SHORT PROBLEM: Give back every one of the lines below, word for word and in the same order.

PROVIDED DATA:
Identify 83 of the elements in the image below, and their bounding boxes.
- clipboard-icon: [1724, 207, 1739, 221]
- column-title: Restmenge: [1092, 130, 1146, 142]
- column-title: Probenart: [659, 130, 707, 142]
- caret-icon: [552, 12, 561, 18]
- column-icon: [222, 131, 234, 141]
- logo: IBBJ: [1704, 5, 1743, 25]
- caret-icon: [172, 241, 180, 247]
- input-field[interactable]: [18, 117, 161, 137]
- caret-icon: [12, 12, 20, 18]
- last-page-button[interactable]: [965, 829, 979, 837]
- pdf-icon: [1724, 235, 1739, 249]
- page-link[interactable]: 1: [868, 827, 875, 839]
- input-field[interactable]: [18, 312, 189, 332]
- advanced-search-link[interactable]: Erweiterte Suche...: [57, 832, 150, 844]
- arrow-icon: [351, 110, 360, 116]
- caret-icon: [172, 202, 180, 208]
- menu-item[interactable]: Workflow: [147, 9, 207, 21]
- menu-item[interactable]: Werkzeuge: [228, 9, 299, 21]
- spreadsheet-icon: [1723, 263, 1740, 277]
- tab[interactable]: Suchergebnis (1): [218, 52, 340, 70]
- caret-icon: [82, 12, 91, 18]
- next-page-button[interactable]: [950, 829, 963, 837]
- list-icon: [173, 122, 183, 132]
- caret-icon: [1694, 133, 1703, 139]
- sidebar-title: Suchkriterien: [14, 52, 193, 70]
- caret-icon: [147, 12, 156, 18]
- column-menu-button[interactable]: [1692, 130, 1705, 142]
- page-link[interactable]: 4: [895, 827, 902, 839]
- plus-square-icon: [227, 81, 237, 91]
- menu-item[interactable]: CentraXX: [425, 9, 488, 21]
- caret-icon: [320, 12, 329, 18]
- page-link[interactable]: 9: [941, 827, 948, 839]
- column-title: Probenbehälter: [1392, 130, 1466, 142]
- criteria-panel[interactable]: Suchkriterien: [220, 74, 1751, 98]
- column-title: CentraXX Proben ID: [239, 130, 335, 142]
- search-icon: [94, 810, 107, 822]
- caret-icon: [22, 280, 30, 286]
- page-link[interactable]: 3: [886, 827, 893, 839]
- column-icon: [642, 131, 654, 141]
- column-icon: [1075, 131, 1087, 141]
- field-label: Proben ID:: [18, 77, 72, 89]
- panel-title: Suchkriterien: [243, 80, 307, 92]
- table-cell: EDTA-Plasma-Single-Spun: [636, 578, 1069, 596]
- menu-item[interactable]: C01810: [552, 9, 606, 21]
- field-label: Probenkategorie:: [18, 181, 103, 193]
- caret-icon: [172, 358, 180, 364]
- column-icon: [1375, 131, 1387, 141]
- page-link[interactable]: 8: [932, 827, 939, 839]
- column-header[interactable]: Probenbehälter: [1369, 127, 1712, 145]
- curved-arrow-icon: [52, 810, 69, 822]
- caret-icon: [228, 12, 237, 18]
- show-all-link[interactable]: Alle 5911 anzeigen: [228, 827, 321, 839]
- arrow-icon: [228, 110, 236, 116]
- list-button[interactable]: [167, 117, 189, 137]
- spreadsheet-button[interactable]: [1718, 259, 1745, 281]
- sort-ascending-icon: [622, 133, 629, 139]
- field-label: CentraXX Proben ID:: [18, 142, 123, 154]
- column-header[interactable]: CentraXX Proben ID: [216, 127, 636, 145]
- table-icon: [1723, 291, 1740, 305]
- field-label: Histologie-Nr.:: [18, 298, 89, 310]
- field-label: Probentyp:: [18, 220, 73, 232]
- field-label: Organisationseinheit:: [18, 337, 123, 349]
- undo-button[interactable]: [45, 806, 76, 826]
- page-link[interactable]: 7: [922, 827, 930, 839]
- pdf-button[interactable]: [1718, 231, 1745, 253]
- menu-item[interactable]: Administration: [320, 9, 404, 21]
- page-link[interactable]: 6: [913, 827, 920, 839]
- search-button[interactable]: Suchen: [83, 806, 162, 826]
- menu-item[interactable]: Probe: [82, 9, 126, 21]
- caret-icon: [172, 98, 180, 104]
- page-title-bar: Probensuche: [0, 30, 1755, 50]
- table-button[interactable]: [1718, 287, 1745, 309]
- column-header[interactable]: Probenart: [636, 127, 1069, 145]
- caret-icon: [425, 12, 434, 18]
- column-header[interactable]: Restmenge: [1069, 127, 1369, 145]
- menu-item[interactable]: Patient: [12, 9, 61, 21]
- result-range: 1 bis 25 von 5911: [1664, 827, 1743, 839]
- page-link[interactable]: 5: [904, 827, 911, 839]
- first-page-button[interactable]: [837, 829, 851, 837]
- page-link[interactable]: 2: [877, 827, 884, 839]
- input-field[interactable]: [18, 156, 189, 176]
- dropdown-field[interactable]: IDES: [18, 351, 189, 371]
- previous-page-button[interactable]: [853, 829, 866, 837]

TASK OUTPUT:
Identify 83 of the elements in the image below, and their bounding boxes.
- clipboard-icon: [1724, 207, 1739, 221]
- column-title: Restmenge: [1092, 130, 1146, 142]
- column-title: Probenart: [659, 130, 707, 142]
- caret-icon: [552, 12, 561, 18]
- column-icon: [222, 131, 234, 141]
- logo: IBBJ: [1704, 5, 1743, 25]
- caret-icon: [172, 241, 180, 247]
- input-field[interactable]: [18, 117, 161, 137]
- caret-icon: [12, 12, 20, 18]
- last-page-button[interactable]: [965, 829, 979, 837]
- pdf-icon: [1724, 235, 1739, 249]
- page-link[interactable]: 1: [868, 827, 875, 839]
- input-field[interactable]: [18, 312, 189, 332]
- advanced-search-link[interactable]: Erweiterte Suche...: [57, 832, 150, 844]
- arrow-icon: [351, 110, 360, 116]
- caret-icon: [172, 202, 180, 208]
- menu-item[interactable]: Workflow: [147, 9, 207, 21]
- menu-item[interactable]: Werkzeuge: [228, 9, 299, 21]
- spreadsheet-icon: [1723, 263, 1740, 277]
- tab[interactable]: Suchergebnis (1): [218, 52, 340, 70]
- caret-icon: [82, 12, 91, 18]
- next-page-button[interactable]: [950, 829, 963, 837]
- list-icon: [173, 122, 183, 132]
- caret-icon: [1694, 133, 1703, 139]
- sidebar-title: Suchkriterien: [14, 52, 193, 70]
- caret-icon: [147, 12, 156, 18]
- column-menu-button[interactable]: [1692, 130, 1705, 142]
- page-link[interactable]: 4: [895, 827, 902, 839]
- plus-square-icon: [227, 81, 237, 91]
- menu-item[interactable]: CentraXX: [425, 9, 488, 21]
- caret-icon: [320, 12, 329, 18]
- page-link[interactable]: 9: [941, 827, 948, 839]
- column-title: Probenbehälter: [1392, 130, 1466, 142]
- criteria-panel[interactable]: Suchkriterien: [220, 74, 1751, 98]
- column-title: CentraXX Proben ID: [239, 130, 335, 142]
- search-icon: [94, 810, 107, 822]
- caret-icon: [22, 280, 30, 286]
- page-link[interactable]: 3: [886, 827, 893, 839]
- column-icon: [642, 131, 654, 141]
- column-icon: [1075, 131, 1087, 141]
- field-label: Proben ID:: [18, 77, 72, 89]
- panel-title: Suchkriterien: [243, 80, 307, 92]
- table-cell: EDTA-Plasma-Single-Spun: [636, 578, 1069, 596]
- menu-item[interactable]: C01810: [552, 9, 606, 21]
- field-label: Probenkategorie:: [18, 181, 103, 193]
- caret-icon: [172, 358, 180, 364]
- column-icon: [1375, 131, 1387, 141]
- page-link[interactable]: 8: [932, 827, 939, 839]
- column-header[interactable]: Probenbehälter: [1369, 127, 1712, 145]
- curved-arrow-icon: [52, 810, 69, 822]
- caret-icon: [228, 12, 237, 18]
- show-all-link[interactable]: Alle 5911 anzeigen: [228, 827, 321, 839]
- arrow-icon: [228, 110, 236, 116]
- list-button[interactable]: [167, 117, 189, 137]
- spreadsheet-button[interactable]: [1718, 259, 1745, 281]
- sort-ascending-icon: [622, 133, 629, 139]
- field-label: CentraXX Proben ID:: [18, 142, 123, 154]
- column-header[interactable]: CentraXX Proben ID: [216, 127, 636, 145]
- table-icon: [1723, 291, 1740, 305]
- field-label: Histologie-Nr.:: [18, 298, 89, 310]
- field-label: Probentyp:: [18, 220, 73, 232]
- field-label: Organisationseinheit:: [18, 337, 123, 349]
- undo-button[interactable]: [45, 806, 76, 826]
- page-link[interactable]: 7: [922, 827, 930, 839]
- pdf-button[interactable]: [1718, 231, 1745, 253]
- menu-item[interactable]: Administration: [320, 9, 404, 21]
- page-link[interactable]: 6: [913, 827, 920, 839]
- search-button[interactable]: Suchen: [83, 806, 162, 826]
- menu-item[interactable]: Probe: [82, 9, 126, 21]
- caret-icon: [172, 98, 180, 104]
- page-title-bar: Probensuche: [0, 30, 1755, 50]
- table-button[interactable]: [1718, 287, 1745, 309]
- column-header[interactable]: Probenart: [636, 127, 1069, 145]
- caret-icon: [425, 12, 434, 18]
- column-header[interactable]: Restmenge: [1069, 127, 1369, 145]
- menu-item[interactable]: Patient: [12, 9, 61, 21]
- result-range: 1 bis 25 von 5911: [1664, 827, 1743, 839]
- page-link[interactable]: 5: [904, 827, 911, 839]
- first-page-button[interactable]: [837, 829, 851, 837]
- page-link[interactable]: 2: [877, 827, 884, 839]
- input-field[interactable]: [18, 156, 189, 176]
- dropdown-field[interactable]: IDES: [18, 351, 189, 371]
- previous-page-button[interactable]: [853, 829, 866, 837]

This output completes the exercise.